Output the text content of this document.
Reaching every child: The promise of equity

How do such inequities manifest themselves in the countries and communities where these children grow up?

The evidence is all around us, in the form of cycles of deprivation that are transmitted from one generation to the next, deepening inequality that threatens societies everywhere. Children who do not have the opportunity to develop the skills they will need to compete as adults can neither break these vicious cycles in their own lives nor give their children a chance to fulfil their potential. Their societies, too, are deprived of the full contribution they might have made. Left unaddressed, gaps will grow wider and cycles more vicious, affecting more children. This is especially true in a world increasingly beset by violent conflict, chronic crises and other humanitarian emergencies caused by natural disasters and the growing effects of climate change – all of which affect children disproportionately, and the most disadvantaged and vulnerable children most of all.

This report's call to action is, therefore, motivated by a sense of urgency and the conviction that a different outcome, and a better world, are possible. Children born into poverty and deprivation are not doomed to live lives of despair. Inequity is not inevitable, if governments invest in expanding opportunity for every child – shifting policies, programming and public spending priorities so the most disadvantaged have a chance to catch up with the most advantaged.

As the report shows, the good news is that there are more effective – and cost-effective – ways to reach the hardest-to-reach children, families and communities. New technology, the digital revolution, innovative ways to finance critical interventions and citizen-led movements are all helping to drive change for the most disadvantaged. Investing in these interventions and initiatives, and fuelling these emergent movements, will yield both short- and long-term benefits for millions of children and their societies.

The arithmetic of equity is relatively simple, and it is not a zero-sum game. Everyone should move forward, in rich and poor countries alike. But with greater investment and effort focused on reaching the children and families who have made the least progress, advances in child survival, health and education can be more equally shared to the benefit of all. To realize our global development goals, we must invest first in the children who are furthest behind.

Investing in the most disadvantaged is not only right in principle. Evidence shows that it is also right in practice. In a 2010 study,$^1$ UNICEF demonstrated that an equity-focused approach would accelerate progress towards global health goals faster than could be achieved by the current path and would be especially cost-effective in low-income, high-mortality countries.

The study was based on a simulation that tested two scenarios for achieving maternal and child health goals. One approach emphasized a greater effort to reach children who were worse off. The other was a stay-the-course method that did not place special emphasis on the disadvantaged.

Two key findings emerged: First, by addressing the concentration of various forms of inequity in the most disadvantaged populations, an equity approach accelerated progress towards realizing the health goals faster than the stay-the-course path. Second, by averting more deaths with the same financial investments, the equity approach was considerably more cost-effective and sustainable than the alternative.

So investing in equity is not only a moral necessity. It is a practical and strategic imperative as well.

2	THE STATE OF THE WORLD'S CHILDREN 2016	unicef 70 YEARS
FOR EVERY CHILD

+ + +

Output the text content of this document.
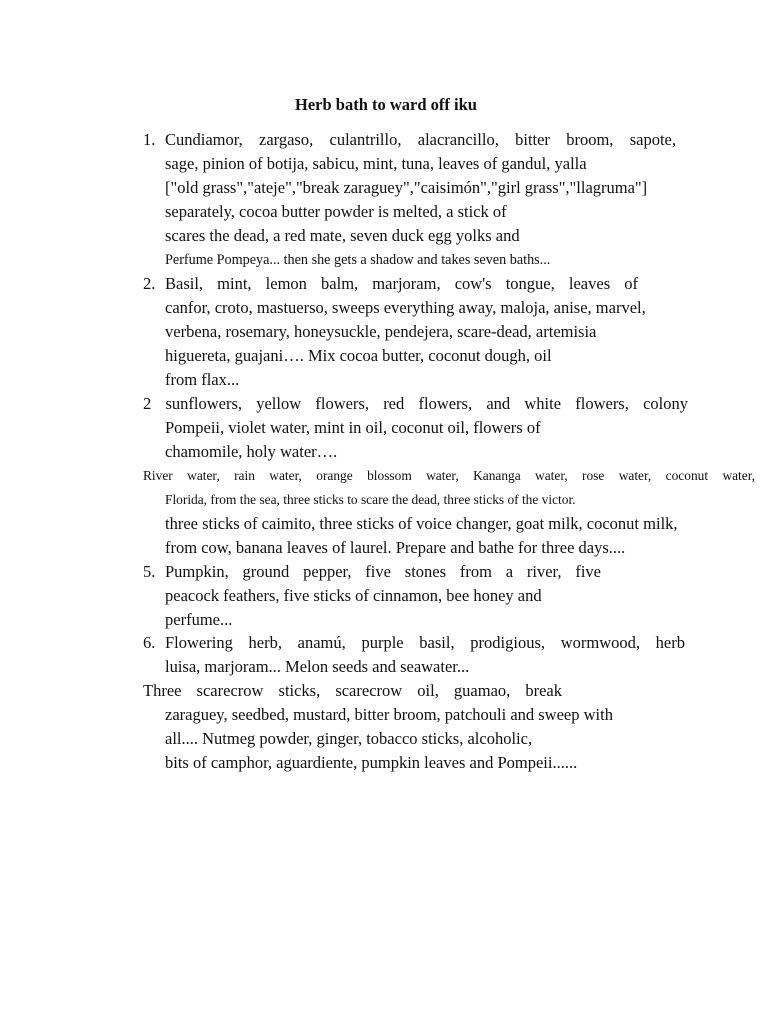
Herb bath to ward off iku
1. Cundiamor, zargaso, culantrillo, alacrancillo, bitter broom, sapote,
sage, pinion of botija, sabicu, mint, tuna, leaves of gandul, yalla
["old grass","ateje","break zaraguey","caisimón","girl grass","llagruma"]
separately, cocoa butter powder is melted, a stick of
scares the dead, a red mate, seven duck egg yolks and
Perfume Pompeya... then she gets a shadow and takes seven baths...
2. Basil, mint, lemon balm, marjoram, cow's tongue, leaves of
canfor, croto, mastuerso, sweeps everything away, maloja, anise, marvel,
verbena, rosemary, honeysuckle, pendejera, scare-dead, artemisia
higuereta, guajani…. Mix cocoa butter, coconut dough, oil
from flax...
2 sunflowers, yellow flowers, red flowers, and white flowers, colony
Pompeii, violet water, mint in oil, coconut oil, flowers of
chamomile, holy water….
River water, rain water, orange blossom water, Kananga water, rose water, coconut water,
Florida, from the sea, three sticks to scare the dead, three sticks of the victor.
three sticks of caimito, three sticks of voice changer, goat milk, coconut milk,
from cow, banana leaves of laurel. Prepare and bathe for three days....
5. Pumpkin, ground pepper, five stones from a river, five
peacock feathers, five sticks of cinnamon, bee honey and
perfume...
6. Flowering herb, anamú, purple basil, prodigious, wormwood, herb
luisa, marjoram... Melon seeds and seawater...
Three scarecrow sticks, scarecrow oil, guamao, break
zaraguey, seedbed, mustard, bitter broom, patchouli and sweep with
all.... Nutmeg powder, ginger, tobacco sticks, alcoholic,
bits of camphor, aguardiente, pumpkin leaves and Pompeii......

+ + +

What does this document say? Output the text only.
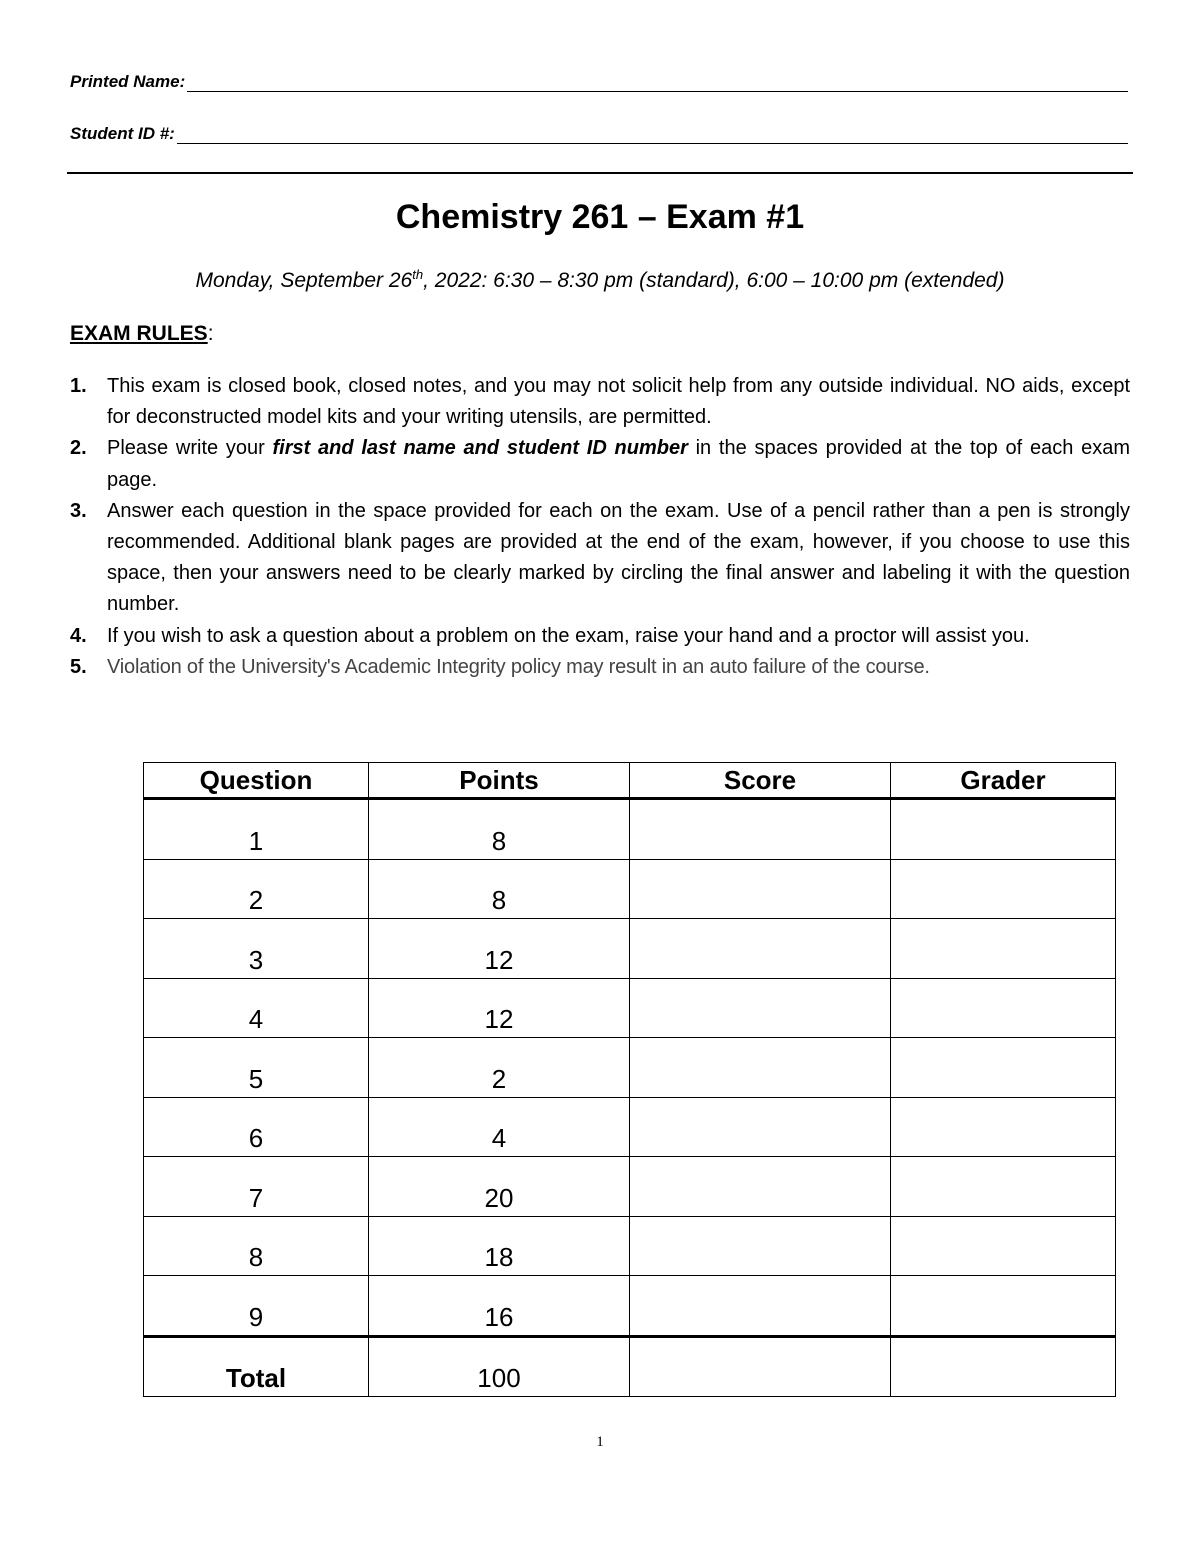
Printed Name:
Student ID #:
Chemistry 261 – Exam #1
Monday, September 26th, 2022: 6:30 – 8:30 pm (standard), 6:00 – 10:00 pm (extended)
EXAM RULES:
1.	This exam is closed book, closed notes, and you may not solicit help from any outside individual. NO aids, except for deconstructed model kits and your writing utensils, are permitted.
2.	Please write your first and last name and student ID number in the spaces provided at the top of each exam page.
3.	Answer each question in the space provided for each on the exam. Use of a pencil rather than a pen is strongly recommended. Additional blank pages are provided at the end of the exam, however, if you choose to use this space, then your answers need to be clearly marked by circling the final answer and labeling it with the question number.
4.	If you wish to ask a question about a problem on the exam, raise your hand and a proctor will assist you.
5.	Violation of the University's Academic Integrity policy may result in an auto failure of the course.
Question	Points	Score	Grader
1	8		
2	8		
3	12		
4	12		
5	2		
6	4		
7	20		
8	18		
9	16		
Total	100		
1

+ + +

DO THIS
Copy out every line holding the string "stay".

TASK OUTPUT
The study was based on a simulation that tested two scenarios for achieving maternal and child health goals. One approach emphasized a greater effort to reach children who were worse off. The other was a stay-the-course method that did not place special emphasis on the disadvantaged.
Two key findings emerged: First, by addressing the concentration of various forms of inequity in the most disadvantaged populations, an equity approach accelerated progress towards realizing the health goals faster than the stay-the-course path. Second, by averting more deaths with the same financial investments, the equity approach was considerably more cost-effective and sustainable than the alternative.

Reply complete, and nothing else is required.